Locate the string "Latitude" in the records below. Copy every line where it occurs.

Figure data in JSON
— START —
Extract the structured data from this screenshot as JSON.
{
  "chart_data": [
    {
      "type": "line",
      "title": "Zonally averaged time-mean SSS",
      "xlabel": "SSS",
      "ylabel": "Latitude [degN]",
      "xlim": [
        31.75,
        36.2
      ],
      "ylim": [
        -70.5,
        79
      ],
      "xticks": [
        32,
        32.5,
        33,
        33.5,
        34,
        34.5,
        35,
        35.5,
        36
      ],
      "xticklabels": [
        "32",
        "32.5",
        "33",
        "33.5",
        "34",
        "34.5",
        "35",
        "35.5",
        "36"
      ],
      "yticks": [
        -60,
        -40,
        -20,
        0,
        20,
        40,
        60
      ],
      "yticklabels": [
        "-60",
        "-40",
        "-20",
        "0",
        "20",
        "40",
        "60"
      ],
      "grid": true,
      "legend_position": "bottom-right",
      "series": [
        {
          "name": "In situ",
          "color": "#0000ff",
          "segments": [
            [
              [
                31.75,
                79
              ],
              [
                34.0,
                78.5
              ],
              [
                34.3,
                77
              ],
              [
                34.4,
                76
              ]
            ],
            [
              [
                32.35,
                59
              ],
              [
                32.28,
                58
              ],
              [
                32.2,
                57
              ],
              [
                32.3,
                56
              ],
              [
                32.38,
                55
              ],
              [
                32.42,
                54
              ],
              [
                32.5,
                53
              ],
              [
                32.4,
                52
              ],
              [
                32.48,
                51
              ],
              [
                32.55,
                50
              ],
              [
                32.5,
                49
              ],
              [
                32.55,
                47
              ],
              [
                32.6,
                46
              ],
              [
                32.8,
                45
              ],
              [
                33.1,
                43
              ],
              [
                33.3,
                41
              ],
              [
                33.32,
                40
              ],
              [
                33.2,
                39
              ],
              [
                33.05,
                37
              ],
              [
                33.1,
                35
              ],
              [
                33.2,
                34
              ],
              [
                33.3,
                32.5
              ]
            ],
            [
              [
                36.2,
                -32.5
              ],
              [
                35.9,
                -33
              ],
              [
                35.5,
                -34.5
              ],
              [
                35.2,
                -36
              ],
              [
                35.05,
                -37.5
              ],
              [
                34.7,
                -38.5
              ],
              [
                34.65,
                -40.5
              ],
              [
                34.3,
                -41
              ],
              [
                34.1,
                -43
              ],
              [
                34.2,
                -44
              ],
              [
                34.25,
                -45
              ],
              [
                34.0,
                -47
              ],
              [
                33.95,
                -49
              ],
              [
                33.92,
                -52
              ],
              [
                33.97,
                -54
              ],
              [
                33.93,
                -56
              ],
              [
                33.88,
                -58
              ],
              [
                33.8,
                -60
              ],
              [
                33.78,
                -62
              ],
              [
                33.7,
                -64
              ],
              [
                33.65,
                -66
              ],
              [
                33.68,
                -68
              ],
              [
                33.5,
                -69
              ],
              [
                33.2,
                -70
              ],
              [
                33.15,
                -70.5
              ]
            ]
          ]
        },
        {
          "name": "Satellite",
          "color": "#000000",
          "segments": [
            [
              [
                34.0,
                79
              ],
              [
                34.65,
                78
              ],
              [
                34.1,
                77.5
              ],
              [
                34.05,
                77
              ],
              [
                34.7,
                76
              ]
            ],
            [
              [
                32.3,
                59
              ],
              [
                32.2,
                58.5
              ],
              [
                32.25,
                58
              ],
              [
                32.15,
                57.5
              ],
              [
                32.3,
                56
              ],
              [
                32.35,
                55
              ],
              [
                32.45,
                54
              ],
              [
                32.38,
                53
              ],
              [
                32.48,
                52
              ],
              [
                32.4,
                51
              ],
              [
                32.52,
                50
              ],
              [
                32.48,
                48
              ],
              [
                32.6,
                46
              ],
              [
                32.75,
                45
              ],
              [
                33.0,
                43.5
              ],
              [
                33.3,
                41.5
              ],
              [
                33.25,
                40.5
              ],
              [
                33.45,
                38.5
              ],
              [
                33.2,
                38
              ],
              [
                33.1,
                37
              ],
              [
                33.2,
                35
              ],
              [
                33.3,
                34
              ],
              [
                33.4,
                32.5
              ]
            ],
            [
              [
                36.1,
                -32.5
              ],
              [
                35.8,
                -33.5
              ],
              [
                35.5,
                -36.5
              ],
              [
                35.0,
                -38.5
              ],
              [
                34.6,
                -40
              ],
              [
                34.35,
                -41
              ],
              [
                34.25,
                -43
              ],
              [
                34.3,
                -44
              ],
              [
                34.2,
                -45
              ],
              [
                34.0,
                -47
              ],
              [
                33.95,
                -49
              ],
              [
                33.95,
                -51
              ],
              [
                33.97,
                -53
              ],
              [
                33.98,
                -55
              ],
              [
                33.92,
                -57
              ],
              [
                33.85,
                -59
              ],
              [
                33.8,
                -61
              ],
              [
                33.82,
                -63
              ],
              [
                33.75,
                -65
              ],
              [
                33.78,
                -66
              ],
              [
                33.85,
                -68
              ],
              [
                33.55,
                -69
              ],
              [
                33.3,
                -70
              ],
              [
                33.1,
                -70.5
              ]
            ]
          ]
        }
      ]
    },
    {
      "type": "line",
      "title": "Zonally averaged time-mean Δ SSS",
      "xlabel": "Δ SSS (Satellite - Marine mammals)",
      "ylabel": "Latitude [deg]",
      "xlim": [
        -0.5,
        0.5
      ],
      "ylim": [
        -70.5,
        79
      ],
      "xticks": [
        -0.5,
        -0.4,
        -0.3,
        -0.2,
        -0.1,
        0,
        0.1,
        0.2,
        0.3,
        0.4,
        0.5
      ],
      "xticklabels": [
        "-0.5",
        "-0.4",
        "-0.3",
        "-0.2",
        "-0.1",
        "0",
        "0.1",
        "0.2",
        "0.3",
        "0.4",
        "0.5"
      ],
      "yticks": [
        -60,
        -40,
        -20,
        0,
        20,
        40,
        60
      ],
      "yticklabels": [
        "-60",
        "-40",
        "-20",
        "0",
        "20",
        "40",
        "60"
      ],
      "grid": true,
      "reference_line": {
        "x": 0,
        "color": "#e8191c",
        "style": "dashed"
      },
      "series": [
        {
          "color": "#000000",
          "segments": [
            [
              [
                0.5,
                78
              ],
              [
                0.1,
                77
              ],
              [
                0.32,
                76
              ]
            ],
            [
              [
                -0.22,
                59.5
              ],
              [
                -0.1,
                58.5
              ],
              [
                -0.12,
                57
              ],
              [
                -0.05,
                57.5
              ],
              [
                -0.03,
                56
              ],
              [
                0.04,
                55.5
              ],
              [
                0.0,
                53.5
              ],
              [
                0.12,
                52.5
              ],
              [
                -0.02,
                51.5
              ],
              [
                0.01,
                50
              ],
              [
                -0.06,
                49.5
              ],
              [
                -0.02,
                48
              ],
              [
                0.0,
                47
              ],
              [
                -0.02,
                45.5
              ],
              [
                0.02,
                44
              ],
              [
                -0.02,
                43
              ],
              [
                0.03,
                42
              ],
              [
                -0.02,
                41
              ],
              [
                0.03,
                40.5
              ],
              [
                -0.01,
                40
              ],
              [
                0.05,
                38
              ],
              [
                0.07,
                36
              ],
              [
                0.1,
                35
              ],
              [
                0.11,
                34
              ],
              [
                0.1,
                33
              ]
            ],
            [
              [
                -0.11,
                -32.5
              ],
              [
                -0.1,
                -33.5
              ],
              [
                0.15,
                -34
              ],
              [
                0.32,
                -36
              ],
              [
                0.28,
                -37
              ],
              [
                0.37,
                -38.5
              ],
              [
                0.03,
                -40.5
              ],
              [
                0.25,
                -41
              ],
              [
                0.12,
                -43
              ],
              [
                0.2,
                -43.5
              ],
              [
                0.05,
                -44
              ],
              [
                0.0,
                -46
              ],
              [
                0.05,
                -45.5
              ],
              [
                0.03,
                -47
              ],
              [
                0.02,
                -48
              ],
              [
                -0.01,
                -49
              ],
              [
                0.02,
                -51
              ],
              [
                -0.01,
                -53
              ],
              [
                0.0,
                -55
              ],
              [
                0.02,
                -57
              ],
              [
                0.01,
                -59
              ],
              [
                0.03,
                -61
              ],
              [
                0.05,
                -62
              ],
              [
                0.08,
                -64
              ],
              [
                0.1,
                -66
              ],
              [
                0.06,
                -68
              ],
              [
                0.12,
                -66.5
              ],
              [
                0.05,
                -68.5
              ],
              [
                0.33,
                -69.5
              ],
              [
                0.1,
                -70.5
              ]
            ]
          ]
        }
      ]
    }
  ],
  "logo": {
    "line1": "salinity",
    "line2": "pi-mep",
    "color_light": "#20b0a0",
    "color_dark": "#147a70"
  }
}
— END —
**Output:**
      "ylabel": "Latitude [degN]",
      "ylabel": "Latitude [deg]",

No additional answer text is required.